STORED DATA:
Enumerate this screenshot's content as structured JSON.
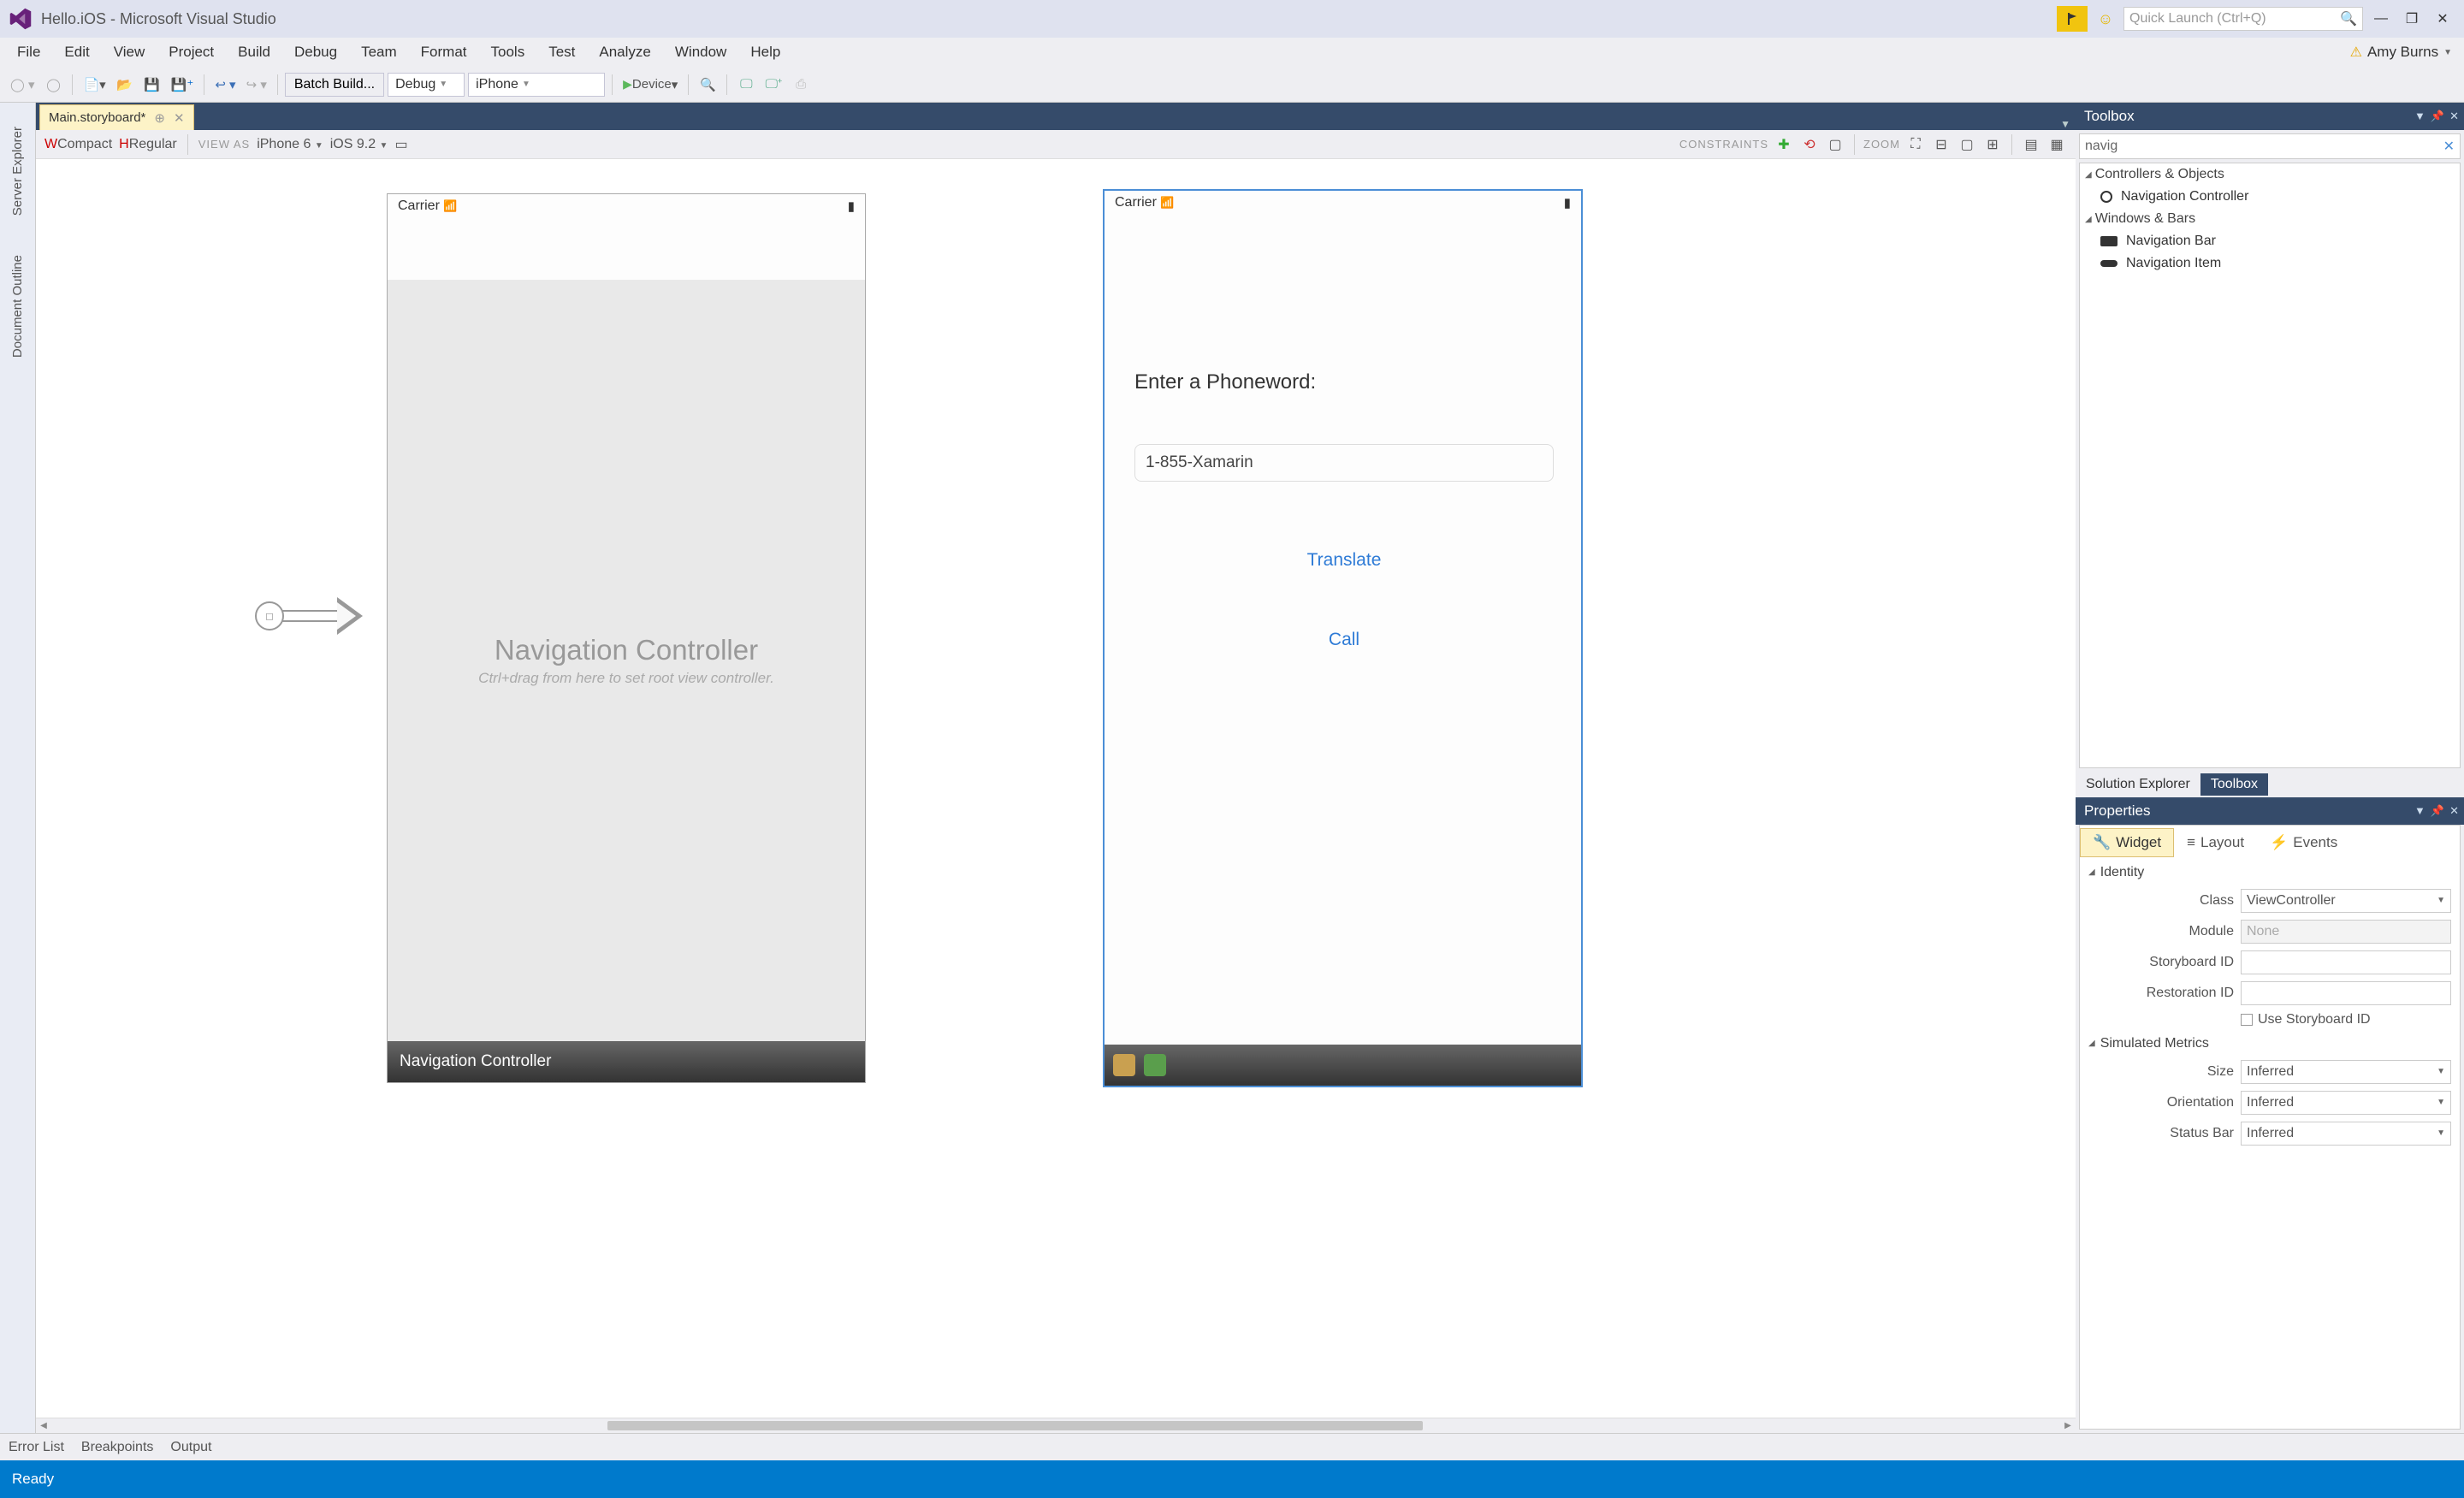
{
  "title": "Hello.iOS - Microsoft Visual Studio",
  "quick_launch_placeholder": "Quick Launch (Ctrl+Q)",
  "user_name": "Amy Burns",
  "menu": [
    "File",
    "Edit",
    "View",
    "Project",
    "Build",
    "Debug",
    "Team",
    "Format",
    "Tools",
    "Test",
    "Analyze",
    "Window",
    "Help"
  ],
  "toolbar": {
    "batch": "Batch Build...",
    "config": "Debug",
    "target": "iPhone",
    "device": "Device"
  },
  "side_rails": [
    "Server Explorer",
    "Document Outline"
  ],
  "doc_tab": "Main.storyboard*",
  "designer": {
    "wcompact": "WCompact",
    "hregular": "HRegular",
    "view_as": "VIEW AS",
    "device": "iPhone 6",
    "ios": "iOS 9.2",
    "constraints": "CONSTRAINTS",
    "zoom": "ZOOM"
  },
  "canvas": {
    "carrier": "Carrier",
    "nav_title": "Navigation Controller",
    "nav_sub": "Ctrl+drag from here to set root view controller.",
    "nav_bar_label": "Navigation Controller",
    "form": {
      "label": "Enter a Phoneword:",
      "input": "1-855-Xamarin",
      "btn1": "Translate",
      "btn2": "Call"
    }
  },
  "toolbox": {
    "title": "Toolbox",
    "search": "navig",
    "group1": "Controllers & Objects",
    "item1": "Navigation Controller",
    "group2": "Windows & Bars",
    "item2": "Navigation Bar",
    "item3": "Navigation Item"
  },
  "panel_tabs": {
    "se": "Solution Explorer",
    "tb": "Toolbox"
  },
  "properties": {
    "title": "Properties",
    "modes": {
      "widget": "Widget",
      "layout": "Layout",
      "events": "Events"
    },
    "section1": "Identity",
    "class_lbl": "Class",
    "class_val": "ViewController",
    "module_lbl": "Module",
    "module_ph": "None",
    "sbid_lbl": "Storyboard ID",
    "restid_lbl": "Restoration ID",
    "use_sbid": "Use Storyboard ID",
    "section2": "Simulated Metrics",
    "size_lbl": "Size",
    "size_val": "Inferred",
    "orient_lbl": "Orientation",
    "orient_val": "Inferred",
    "statusbar_lbl": "Status Bar",
    "statusbar_val": "Inferred"
  },
  "bottom_tabs": [
    "Error List",
    "Breakpoints",
    "Output"
  ],
  "status": "Ready"
}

TASK REQUIREMENTS: Transcribe every record above exactly as written, leaving out any pictures.

REPLY TO THE TASK:
Enumerate this screenshot's content as structured JSON.
{
  "title": "Hello.iOS - Microsoft Visual Studio",
  "quick_launch_placeholder": "Quick Launch (Ctrl+Q)",
  "user_name": "Amy Burns",
  "menu": [
    "File",
    "Edit",
    "View",
    "Project",
    "Build",
    "Debug",
    "Team",
    "Format",
    "Tools",
    "Test",
    "Analyze",
    "Window",
    "Help"
  ],
  "toolbar": {
    "batch": "Batch Build...",
    "config": "Debug",
    "target": "iPhone",
    "device": "Device"
  },
  "side_rails": [
    "Server Explorer",
    "Document Outline"
  ],
  "doc_tab": "Main.storyboard*",
  "designer": {
    "wcompact": "WCompact",
    "hregular": "HRegular",
    "view_as": "VIEW AS",
    "device": "iPhone 6",
    "ios": "iOS 9.2",
    "constraints": "CONSTRAINTS",
    "zoom": "ZOOM"
  },
  "canvas": {
    "carrier": "Carrier",
    "nav_title": "Navigation Controller",
    "nav_sub": "Ctrl+drag from here to set root view controller.",
    "nav_bar_label": "Navigation Controller",
    "form": {
      "label": "Enter a Phoneword:",
      "input": "1-855-Xamarin",
      "btn1": "Translate",
      "btn2": "Call"
    }
  },
  "toolbox": {
    "title": "Toolbox",
    "search": "navig",
    "group1": "Controllers & Objects",
    "item1": "Navigation Controller",
    "group2": "Windows & Bars",
    "item2": "Navigation Bar",
    "item3": "Navigation Item"
  },
  "panel_tabs": {
    "se": "Solution Explorer",
    "tb": "Toolbox"
  },
  "properties": {
    "title": "Properties",
    "modes": {
      "widget": "Widget",
      "layout": "Layout",
      "events": "Events"
    },
    "section1": "Identity",
    "class_lbl": "Class",
    "class_val": "ViewController",
    "module_lbl": "Module",
    "module_ph": "None",
    "sbid_lbl": "Storyboard ID",
    "restid_lbl": "Restoration ID",
    "use_sbid": "Use Storyboard ID",
    "section2": "Simulated Metrics",
    "size_lbl": "Size",
    "size_val": "Inferred",
    "orient_lbl": "Orientation",
    "orient_val": "Inferred",
    "statusbar_lbl": "Status Bar",
    "statusbar_val": "Inferred"
  },
  "bottom_tabs": [
    "Error List",
    "Breakpoints",
    "Output"
  ],
  "status": "Ready"
}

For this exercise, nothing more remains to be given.